EXERCISE GOAL
Find the string "following" in the data, then copy every line where it is found.

EXERCISE MATERIALS
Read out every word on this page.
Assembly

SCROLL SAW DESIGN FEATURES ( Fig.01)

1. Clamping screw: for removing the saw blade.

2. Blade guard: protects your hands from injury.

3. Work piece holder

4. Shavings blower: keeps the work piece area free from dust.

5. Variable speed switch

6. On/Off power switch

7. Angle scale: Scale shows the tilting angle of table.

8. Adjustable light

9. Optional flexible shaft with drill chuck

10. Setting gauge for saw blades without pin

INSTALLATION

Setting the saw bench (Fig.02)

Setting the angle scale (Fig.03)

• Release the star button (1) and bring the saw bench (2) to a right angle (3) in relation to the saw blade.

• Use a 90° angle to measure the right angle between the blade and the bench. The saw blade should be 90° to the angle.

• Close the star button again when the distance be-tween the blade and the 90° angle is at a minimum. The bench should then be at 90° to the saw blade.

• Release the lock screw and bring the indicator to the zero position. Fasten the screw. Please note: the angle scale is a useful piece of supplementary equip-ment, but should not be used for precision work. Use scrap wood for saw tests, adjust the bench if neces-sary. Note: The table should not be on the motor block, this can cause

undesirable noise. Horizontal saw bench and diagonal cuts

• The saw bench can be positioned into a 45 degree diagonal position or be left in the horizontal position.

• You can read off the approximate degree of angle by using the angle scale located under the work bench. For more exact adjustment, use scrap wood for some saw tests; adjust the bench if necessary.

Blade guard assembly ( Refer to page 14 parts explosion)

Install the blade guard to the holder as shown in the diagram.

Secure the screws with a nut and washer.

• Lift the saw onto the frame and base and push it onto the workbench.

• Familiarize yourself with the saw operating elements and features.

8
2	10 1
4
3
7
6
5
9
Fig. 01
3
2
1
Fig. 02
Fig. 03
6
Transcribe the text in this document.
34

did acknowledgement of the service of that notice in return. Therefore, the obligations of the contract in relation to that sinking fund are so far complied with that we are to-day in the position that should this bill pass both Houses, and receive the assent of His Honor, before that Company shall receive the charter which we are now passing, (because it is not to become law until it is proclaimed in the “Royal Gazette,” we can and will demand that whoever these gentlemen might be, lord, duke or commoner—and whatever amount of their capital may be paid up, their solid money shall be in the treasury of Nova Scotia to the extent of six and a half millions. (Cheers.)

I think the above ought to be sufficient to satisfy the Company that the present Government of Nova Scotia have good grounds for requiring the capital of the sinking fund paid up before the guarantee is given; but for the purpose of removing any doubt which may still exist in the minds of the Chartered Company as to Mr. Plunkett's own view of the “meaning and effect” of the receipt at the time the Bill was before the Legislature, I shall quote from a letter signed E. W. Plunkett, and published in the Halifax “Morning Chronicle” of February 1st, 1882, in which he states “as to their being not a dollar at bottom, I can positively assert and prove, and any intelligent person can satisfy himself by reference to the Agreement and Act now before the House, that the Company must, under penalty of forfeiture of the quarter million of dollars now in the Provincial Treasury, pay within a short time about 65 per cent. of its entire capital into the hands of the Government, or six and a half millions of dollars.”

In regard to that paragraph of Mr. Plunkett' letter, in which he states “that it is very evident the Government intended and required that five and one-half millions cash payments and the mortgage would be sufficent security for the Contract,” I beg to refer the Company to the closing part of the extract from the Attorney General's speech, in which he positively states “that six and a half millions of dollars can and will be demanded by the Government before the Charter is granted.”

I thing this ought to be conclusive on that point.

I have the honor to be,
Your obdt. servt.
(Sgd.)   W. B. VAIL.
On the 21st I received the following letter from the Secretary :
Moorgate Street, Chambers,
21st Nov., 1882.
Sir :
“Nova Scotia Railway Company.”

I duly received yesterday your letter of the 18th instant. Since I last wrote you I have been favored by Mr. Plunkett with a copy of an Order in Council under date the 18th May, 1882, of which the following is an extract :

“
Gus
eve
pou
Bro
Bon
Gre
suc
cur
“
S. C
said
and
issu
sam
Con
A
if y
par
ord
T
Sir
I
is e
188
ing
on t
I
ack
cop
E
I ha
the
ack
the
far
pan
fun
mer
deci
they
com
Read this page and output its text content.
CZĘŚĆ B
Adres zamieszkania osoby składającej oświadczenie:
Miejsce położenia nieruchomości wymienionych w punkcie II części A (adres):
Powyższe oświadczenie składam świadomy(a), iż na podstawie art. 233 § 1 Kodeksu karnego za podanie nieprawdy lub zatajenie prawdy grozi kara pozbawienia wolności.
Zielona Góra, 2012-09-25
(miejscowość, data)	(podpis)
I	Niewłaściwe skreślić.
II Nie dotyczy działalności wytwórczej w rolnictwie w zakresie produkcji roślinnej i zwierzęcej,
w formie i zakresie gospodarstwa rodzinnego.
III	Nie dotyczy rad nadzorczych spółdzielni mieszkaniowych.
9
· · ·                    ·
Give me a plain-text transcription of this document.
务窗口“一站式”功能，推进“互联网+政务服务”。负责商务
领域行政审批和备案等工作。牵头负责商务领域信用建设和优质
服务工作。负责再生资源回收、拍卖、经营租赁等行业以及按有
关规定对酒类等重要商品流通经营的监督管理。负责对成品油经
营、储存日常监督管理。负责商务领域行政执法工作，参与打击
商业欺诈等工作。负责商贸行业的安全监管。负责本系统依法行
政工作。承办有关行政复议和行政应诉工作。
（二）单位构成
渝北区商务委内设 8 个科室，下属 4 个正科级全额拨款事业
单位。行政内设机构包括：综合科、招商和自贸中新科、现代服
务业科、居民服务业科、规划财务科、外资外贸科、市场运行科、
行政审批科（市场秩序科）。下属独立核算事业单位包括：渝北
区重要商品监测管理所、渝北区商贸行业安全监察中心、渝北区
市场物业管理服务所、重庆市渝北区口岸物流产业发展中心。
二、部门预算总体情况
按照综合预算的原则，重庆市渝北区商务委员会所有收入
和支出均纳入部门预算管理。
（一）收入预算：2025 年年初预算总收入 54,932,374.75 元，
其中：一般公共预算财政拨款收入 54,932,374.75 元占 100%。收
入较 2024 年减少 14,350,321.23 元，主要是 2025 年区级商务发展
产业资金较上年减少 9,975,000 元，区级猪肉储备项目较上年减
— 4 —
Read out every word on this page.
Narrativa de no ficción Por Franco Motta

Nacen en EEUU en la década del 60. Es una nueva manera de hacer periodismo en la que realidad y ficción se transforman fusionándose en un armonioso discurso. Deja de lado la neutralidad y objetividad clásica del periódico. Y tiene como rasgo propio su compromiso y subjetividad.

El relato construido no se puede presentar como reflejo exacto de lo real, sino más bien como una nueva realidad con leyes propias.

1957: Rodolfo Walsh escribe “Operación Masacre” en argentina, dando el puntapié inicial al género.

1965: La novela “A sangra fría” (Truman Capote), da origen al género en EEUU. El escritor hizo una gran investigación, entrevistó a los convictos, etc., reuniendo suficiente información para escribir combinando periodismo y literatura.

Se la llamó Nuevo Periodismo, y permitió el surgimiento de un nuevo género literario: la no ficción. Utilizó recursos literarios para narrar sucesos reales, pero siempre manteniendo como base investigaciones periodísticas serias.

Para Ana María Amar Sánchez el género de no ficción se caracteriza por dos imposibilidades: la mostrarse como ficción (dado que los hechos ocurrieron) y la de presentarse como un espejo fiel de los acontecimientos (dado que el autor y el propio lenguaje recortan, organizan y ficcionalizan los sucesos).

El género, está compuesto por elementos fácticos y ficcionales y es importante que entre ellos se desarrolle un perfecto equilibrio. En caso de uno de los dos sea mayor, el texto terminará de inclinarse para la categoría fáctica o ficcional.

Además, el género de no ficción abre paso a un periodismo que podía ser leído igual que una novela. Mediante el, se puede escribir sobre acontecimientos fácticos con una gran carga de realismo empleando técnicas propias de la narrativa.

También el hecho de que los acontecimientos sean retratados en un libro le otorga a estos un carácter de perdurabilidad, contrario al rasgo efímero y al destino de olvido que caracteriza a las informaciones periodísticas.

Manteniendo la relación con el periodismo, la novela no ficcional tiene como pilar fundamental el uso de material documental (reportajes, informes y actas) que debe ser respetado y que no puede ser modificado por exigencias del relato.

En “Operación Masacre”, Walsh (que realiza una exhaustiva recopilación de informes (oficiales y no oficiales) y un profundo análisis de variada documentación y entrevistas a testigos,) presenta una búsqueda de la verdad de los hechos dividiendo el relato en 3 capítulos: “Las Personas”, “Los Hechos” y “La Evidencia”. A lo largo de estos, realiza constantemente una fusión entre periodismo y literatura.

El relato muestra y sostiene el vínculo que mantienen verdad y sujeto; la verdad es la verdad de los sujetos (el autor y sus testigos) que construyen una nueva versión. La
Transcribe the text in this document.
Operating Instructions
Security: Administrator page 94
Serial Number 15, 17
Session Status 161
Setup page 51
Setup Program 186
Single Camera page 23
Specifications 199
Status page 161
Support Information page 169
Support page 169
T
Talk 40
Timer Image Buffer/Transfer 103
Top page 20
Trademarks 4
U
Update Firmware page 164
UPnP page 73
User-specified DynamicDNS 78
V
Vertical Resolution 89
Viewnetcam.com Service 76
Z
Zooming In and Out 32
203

TASK SOLUTION
On the 21st I received the following letter from the Secretary :
I duly received yesterday your letter of the 18th instant. Since I last wrote you I have been favored by Mr. Plunkett with a copy of an Order in Council under date the 18th May, 1882, of which the following is an extract :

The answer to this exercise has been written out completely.